## Instruction
Transcribe each of the records below exactly, excluding all pictures.

## Stored items
++++++++++++++++++++

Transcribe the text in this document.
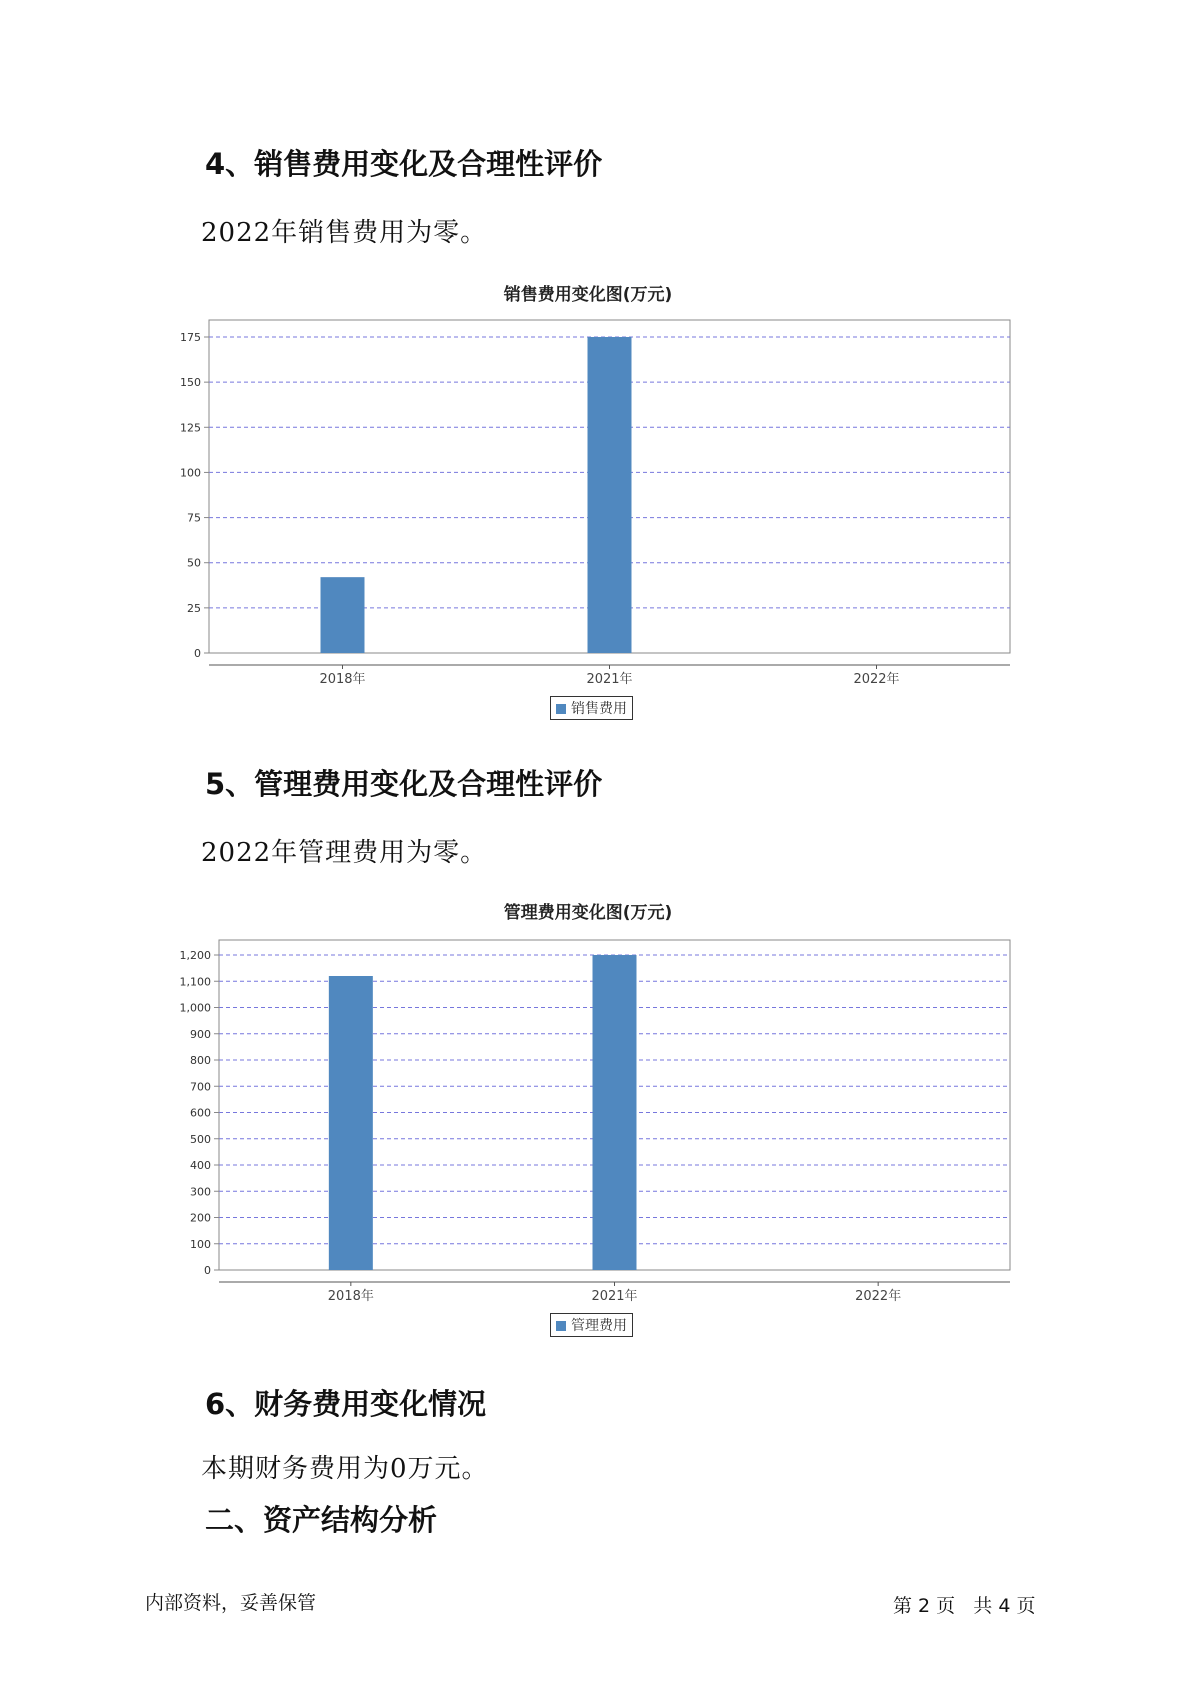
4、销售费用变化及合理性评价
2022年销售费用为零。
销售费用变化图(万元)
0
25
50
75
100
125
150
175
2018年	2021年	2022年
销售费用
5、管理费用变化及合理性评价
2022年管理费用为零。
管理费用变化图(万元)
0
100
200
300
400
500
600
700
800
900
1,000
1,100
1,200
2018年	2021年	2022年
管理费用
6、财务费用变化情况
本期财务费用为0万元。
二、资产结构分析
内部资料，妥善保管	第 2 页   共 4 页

++++++++++++++++++++

## Response
Transcribe the text in this document.
4、销售费用变化及合理性评价
2022年销售费用为零。
销售费用变化图(万元)
0
25
50
75
100
125
150
175
2018年	2021年	2022年
销售费用
5、管理费用变化及合理性评价
2022年管理费用为零。
管理费用变化图(万元)
0
100
200
300
400
500
600
700
800
900
1,000
1,100
1,200
2018年	2021年	2022年
管理费用
6、财务费用变化情况
本期财务费用为0万元。
二、资产结构分析
内部资料，妥善保管	第 2 页   共 4 页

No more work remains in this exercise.